Dataset items

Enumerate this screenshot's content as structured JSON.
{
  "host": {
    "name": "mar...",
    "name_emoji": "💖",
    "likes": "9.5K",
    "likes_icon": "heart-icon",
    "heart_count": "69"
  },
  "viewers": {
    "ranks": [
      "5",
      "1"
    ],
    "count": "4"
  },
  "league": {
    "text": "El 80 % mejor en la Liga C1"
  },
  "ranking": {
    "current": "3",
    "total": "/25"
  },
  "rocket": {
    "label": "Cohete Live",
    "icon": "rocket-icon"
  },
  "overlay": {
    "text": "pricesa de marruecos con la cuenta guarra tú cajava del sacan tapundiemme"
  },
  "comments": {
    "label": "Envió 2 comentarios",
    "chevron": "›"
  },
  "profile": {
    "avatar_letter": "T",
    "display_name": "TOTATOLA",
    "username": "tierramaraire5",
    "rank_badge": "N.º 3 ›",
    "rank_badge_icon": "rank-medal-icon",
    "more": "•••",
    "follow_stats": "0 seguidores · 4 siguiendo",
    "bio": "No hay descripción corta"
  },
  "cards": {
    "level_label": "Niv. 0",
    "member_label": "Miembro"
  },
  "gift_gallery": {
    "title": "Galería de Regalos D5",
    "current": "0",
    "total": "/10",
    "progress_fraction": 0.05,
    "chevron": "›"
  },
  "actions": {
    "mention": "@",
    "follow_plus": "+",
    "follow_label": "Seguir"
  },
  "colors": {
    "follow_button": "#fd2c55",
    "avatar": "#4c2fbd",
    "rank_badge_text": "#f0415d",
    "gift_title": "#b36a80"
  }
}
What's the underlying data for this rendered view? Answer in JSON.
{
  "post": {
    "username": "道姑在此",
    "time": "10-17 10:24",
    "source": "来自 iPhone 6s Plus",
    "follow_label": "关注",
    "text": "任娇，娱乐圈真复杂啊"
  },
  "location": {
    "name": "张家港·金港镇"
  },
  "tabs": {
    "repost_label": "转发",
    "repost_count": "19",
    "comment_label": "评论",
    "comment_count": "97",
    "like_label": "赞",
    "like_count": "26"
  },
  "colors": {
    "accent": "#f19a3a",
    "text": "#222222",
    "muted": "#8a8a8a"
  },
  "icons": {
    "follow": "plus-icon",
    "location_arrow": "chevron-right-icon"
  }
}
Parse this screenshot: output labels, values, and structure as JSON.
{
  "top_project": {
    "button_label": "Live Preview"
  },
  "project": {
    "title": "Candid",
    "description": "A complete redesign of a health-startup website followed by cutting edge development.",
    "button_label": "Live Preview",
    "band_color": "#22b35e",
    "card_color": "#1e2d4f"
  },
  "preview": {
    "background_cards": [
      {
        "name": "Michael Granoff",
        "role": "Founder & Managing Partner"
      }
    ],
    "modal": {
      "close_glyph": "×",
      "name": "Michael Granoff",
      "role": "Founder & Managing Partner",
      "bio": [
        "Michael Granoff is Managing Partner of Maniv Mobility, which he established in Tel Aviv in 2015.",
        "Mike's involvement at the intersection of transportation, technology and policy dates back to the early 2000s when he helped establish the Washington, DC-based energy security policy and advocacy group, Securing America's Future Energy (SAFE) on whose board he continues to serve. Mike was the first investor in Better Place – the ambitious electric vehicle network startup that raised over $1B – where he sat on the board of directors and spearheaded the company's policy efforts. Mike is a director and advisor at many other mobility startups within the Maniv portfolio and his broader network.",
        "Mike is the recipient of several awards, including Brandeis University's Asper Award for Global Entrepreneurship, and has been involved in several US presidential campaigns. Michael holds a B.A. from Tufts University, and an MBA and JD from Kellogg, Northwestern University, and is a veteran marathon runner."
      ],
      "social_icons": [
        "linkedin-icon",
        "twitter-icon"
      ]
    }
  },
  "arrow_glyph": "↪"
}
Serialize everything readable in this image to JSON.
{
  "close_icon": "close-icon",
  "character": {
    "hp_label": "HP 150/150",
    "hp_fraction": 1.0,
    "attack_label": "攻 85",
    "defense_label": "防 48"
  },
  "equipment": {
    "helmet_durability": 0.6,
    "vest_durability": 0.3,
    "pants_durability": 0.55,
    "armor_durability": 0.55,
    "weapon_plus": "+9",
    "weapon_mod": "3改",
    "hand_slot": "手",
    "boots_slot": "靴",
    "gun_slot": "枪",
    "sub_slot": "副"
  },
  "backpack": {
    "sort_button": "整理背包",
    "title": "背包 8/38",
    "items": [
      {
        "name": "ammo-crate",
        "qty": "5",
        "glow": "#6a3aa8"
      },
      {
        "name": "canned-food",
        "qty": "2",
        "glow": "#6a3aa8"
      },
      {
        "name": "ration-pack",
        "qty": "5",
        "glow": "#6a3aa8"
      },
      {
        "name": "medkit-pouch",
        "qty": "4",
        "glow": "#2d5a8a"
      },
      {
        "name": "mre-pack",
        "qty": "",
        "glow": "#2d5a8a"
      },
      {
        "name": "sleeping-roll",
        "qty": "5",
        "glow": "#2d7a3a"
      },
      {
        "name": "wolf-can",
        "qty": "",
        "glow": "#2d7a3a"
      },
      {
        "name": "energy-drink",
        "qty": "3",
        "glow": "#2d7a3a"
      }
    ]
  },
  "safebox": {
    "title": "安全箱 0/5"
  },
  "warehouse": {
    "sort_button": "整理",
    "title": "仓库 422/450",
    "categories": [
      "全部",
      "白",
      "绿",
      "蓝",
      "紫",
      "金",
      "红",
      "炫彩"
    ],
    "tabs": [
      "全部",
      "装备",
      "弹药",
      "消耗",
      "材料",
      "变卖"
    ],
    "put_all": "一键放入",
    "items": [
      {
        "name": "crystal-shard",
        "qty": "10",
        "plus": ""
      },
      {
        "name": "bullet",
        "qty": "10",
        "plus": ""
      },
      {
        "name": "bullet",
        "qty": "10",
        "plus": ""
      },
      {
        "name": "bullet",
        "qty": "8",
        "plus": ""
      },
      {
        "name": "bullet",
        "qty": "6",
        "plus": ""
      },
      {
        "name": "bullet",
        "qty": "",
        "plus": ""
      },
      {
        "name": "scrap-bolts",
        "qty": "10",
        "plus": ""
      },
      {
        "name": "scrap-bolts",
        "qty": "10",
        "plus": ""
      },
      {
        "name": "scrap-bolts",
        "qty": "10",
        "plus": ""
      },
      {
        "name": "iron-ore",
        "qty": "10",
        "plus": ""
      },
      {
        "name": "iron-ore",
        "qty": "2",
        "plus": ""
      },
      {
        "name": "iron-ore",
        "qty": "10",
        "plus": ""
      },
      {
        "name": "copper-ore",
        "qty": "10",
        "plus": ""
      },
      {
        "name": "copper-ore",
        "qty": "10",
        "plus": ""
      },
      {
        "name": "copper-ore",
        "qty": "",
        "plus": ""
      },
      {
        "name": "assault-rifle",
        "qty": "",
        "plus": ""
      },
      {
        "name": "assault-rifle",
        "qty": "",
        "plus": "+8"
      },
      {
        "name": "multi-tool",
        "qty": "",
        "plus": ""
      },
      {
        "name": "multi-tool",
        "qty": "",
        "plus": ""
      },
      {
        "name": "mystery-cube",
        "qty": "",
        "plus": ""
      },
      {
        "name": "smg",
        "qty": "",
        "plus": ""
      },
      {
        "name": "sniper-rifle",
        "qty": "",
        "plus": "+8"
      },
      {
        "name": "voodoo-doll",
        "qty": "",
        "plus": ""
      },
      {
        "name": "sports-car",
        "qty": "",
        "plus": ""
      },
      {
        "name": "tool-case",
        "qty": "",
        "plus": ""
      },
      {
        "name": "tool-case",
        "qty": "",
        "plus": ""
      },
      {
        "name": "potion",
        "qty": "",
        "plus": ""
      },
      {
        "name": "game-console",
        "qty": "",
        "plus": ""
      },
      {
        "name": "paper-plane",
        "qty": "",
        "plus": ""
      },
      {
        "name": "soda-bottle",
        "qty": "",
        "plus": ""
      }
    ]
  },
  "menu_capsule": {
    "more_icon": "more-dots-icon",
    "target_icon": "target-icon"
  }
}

- [WHAT YOU HAVE TO DO]: Gather from the entries above all lines that include the string "Managing".

- [SOLUTION FOR THIS EXERCISE]:
        "role": "Founder & Managing Partner"
      "role": "Founder & Managing Partner",
        "Michael Granoff is Managing Partner of Maniv Mobility, which he established in Tel Aviv in 2015.",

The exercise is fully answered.